From the listing below, pull out every line where the string "Schachtaktik" appears.

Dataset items

--- Begin ---

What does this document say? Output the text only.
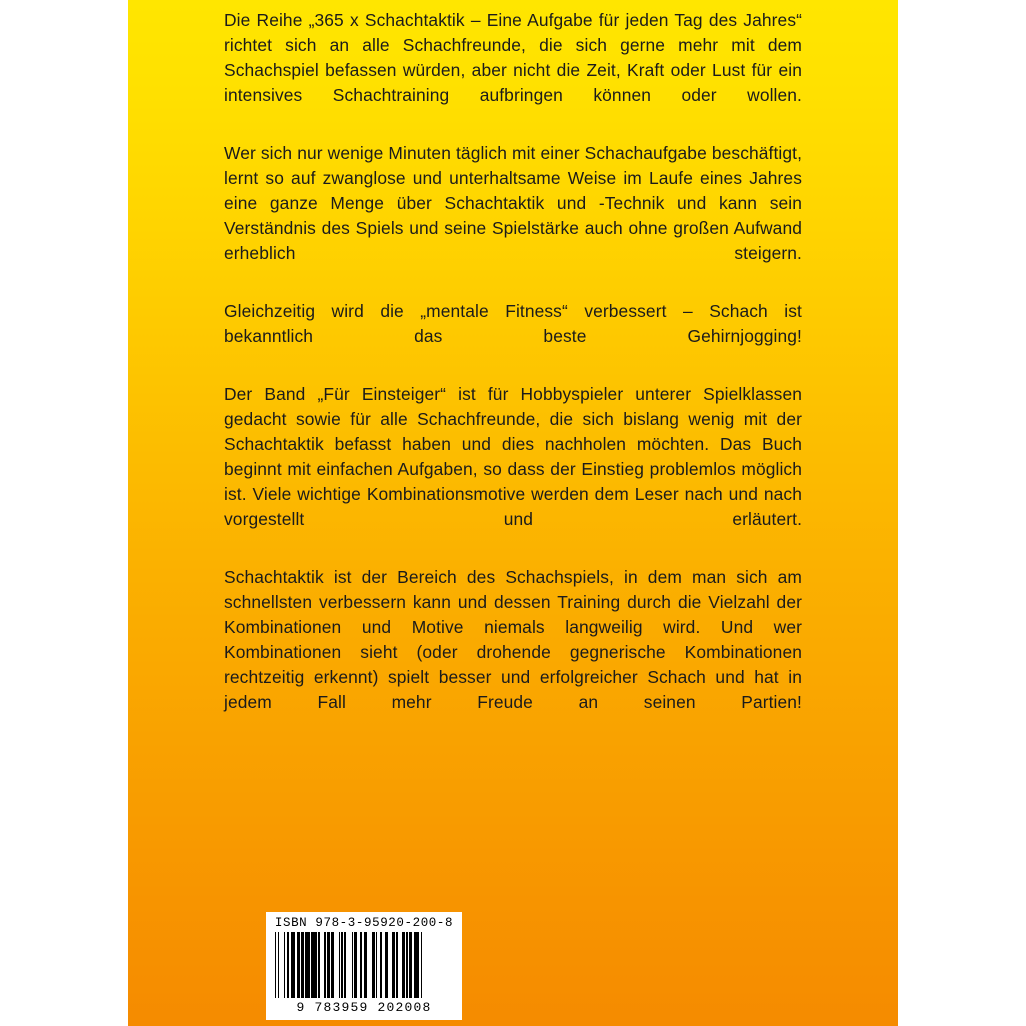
Die Reihe „365 x Schachtaktik – Eine Aufgabe für jeden Tag des Jahres“ richtet sich an alle Schachfreunde, die sich gerne mehr mit dem Schachspiel befassen würden, aber nicht die Zeit, Kraft oder Lust für ein intensives Schachtraining aufbringen können oder wollen.

Wer sich nur wenige Minuten täglich mit einer Schachaufgabe beschäftigt, lernt so auf zwanglose und unterhaltsame Weise im Laufe eines Jahres eine ganze Menge über Schachtaktik und -Technik und kann sein Verständnis des Spiels und seine Spielstärke auch ohne großen Aufwand erheblich steigern.

Gleichzeitig wird die „mentale Fitness“ verbessert – Schach ist bekanntlich das beste Gehirnjogging!

Der Band „Für Einsteiger“ ist für Hobbyspieler unterer Spielklassen gedacht sowie für alle Schachfreunde, die sich bislang wenig mit der Schachtaktik befasst haben und dies nachholen möchten. Das Buch beginnt mit einfachen Aufgaben, so dass der Einstieg problemlos möglich ist. Viele wichtige Kombinationsmotive werden dem Leser nach und nach vorgestellt und erläutert.

Schachtaktik ist der Bereich des Schachspiels, in dem man sich am schnellsten verbessern kann und dessen Training durch die Vielzahl der Kombinationen und Motive niemals langweilig wird. Und wer Kombinationen sieht (oder drohende gegnerische Kombinationen rechtzeitig erkennt) spielt besser und erfolgreicher Schach und hat in jedem Fall mehr Freude an seinen Partien!

ISBN 978-3-95920-200-8
9 783959 202008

--- End ---

• [Solution to the exercise]:
Die Reihe „365 x Schachtaktik – Eine Aufgabe für jeden Tag des Jahres“ richtet sich an alle Schachfreunde, die sich gerne mehr mit dem Schachspiel befassen würden, aber nicht die Zeit, Kraft oder Lust für ein intensives Schachtraining aufbringen können oder wollen.
Wer sich nur wenige Minuten täglich mit einer Schachaufgabe beschäftigt, lernt so auf zwanglose und unterhaltsame Weise im Laufe eines Jahres eine ganze Menge über Schachtaktik und -Technik und kann sein Verständnis des Spiels und seine Spielstärke auch ohne großen Aufwand erheblich steigern.
Der Band „Für Einsteiger“ ist für Hobbyspieler unterer Spielklassen gedacht sowie für alle Schachfreunde, die sich bislang wenig mit der Schachtaktik befasst haben und dies nachholen möchten. Das Buch beginnt mit einfachen Aufgaben, so dass der Einstieg problemlos möglich ist. Viele wichtige Kombinationsmotive werden dem Leser nach und nach vorgestellt und erläutert.
Schachtaktik ist der Bereich des Schachspiels, in dem man sich am schnellsten verbessern kann und dessen Training durch die Vielzahl der Kombinationen und Motive niemals langweilig wird. Und wer Kombinationen sieht (oder drohende gegnerische Kombinationen rechtzeitig erkennt) spielt besser und erfolgreicher Schach und hat in jedem Fall mehr Freude an seinen Partien!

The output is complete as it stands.